• BRANO DEL DOCUMENTO
Pubblicato 25.11.2022, 00:06
Aggiornato 24.11.2022, 23:36
© Investing.com

Di Geoffrey Smith 

Investing.com - Sembra ufficiale: il 2023 sarà l’anno in cui i bond daranno ai titoli azionari quel calcio che chiedono da 12 anni.

Le aspettative a Wall Street e in Europa indicano una performance superiore dei fixed-income il prossimo anno, dopo quello che viene definito uno “storico reset” dell’inflazione globale, della crescita e dei tassi di interesse, che prepara il mondo sviluppato ad una recessione e ad un anno in cui si tirerà la cinghia.

I sospiri di sollievo dei gestori patrimoniali, soprattutto in Europa, dove i tassi di interesse a zero hanno reso i bond una pessima scommessa nell’ultimo decennio, sono particolarmente intensi, com’è giusto che sia: più spesso che no, investire sui bond richiede una maggiore capacità di giudizio rispetto ai semplici investimenti su fondi basati su indici che hanno permesso agli investitori azionari di fare tanti soldi facili fino alla debacle di quest’anno. E una gestione più attiva significa tariffe più alte, consentendo al settore un felice ritorno ad un business model più semplice e, diciamolo, più onesto, dopo cinque anni di greenwashing travestito da fondi ESG.

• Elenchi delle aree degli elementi
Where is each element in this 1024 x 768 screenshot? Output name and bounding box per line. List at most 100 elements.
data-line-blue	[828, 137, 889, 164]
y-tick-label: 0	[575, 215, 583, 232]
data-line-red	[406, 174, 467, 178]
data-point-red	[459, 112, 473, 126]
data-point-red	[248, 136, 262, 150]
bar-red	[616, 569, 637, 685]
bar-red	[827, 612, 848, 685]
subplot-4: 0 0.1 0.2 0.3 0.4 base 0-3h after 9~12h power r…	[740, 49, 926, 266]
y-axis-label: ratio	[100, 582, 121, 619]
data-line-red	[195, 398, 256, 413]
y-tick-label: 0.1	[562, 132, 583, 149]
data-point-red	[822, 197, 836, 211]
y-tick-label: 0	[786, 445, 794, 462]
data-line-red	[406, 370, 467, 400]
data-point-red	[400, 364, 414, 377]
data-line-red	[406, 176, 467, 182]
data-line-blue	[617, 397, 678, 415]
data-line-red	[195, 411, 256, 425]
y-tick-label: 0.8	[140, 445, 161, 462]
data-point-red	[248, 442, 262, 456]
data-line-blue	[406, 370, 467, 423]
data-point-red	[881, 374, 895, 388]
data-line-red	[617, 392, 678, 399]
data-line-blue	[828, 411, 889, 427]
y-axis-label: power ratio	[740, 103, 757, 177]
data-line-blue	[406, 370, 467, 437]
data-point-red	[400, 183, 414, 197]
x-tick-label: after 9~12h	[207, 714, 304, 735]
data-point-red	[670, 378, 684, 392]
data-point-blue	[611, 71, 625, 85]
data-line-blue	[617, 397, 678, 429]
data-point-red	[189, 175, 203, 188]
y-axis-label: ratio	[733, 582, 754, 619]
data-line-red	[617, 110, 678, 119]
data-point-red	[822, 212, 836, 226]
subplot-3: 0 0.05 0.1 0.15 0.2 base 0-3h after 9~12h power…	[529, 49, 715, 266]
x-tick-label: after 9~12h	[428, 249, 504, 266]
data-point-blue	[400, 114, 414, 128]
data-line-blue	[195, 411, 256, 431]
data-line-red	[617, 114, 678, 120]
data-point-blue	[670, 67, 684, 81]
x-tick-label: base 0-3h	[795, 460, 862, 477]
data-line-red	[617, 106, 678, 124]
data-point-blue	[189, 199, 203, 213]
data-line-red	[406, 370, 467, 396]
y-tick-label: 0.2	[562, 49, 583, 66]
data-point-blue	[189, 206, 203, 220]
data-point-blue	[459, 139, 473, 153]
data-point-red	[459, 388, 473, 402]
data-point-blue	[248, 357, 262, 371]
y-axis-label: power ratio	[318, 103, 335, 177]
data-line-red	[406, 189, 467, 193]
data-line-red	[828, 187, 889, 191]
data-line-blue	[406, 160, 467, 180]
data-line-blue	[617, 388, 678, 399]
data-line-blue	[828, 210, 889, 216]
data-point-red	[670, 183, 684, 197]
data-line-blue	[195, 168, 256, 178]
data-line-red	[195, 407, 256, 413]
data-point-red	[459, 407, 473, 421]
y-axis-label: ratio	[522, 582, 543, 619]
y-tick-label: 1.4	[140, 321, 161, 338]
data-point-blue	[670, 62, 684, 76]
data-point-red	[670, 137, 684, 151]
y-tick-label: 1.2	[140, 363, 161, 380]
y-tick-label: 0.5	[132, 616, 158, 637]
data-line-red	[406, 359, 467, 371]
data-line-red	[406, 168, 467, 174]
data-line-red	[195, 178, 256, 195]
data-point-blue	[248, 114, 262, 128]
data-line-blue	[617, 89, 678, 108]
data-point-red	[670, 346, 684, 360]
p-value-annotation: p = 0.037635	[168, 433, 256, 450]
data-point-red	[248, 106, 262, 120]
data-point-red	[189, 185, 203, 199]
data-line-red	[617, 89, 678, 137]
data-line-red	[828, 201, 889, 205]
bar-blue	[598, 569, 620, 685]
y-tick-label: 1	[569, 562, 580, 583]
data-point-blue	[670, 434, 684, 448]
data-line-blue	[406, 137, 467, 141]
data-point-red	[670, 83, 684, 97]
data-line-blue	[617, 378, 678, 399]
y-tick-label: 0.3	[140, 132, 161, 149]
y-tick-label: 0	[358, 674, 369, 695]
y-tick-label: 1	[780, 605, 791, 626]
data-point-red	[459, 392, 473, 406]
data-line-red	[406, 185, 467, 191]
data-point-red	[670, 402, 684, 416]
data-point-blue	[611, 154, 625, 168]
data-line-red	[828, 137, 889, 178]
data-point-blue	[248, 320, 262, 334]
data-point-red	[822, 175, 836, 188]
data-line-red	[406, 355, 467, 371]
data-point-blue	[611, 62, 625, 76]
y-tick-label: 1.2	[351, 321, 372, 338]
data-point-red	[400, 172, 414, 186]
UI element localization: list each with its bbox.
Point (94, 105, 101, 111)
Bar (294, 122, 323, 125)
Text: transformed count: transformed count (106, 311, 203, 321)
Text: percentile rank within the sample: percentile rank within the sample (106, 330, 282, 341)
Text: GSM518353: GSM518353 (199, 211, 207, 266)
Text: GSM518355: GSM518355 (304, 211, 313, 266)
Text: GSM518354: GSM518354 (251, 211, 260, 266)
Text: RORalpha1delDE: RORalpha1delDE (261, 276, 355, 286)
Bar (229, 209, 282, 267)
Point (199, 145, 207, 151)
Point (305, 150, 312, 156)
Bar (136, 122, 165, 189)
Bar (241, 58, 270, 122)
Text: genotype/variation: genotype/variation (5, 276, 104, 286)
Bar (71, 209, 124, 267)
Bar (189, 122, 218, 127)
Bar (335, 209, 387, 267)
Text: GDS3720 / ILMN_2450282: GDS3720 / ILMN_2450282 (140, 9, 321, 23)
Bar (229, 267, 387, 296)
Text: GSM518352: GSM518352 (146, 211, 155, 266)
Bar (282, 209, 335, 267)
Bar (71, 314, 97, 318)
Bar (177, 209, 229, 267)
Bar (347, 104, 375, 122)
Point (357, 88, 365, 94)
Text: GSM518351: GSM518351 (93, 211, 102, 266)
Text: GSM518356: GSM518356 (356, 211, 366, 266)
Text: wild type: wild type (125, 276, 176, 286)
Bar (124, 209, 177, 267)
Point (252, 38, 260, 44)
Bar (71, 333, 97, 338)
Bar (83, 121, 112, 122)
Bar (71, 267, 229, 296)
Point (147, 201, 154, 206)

• COMPITI ED ESERCIZI
**1)** Trasforma in un elenco puntato il paragrafo dell'articolo sui bond che comincia con «Le aspettative a Wall Street», conservandone i fatti principali.
**2)** Scrivi il seguito dell'articolo sul ritorno dei bond nel 2023, ripartendo dopo la sua ultima frase.

• LE RISPOSTE
**1)**
- A Wall Street e in Europa si prevede che il reddito fisso renda di più il prossimo anno.
- La previsione segue quello che viene chiamato uno "storico reset" dell'inflazione globale, della crescita e dei tassi di interesse.
- Questo reset prepara il mondo sviluppato a una recessione e a un anno in cui si tirerà la cinghia.

**2)**
Ma basta col cinismo. Le aspettative sono giuste? Certamente ci sono dei motivi validi per pensarlo.

Dopo aver offerto spiccioli nell’ultimo decennio, i bond ora stanno generando ritorni significativi: i riferimenti senza rischio negli USA, nel Regno Unito e nella zona euro rendono rispettivamente il 4,47%, il 3,20% ed il 2,01% al momento della scrittura. Il debito sub-sovrano, il debito ipotecario e il debito societario di alta qualità rendono sostanzialmente di più e, sebbene siano ancora sotto gli attuali tassi di inflazione, la probabilità che l’inflazione scenda nei prossimi due anni significa che possedere bond non rappresenta più quella sicura e lenta distruzione del patrimonio come nel periodo del Quantitative Easing.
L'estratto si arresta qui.